**Short task:**
Below are the records. Gather each line that holds "corps".

**Raw records:**
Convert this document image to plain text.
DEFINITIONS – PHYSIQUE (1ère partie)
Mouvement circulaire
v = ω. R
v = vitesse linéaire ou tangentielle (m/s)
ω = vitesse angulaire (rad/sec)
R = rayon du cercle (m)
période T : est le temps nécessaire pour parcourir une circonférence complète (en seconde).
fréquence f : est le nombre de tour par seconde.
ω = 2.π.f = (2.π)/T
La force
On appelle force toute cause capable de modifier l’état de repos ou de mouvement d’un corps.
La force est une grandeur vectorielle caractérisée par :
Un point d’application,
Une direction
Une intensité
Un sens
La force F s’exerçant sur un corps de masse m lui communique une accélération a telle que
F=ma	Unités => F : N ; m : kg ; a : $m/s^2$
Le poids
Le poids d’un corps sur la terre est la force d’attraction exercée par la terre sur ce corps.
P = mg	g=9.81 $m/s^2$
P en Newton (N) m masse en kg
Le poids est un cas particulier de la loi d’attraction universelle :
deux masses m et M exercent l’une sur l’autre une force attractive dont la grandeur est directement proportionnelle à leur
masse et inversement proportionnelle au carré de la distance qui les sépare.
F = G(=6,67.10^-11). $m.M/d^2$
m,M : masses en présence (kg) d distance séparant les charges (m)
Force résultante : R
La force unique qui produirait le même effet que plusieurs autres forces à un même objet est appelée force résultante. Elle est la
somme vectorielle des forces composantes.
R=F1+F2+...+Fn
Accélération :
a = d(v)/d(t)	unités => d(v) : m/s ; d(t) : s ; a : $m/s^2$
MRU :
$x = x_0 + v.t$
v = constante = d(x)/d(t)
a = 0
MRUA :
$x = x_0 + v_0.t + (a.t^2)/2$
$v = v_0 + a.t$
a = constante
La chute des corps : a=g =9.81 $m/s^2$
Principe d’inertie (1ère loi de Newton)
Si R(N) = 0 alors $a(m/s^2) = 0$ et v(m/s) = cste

**Response to this task:**
On appelle force toute cause capable de modifier l’état de repos ou de mouvement d’un corps.
La force F s’exerçant sur un corps de masse m lui communique une accélération a telle que
Le poids d’un corps sur la terre est la force d’attraction exercée par la terre sur ce corps.
La chute des corps : a=g =9.81 $m/s^2$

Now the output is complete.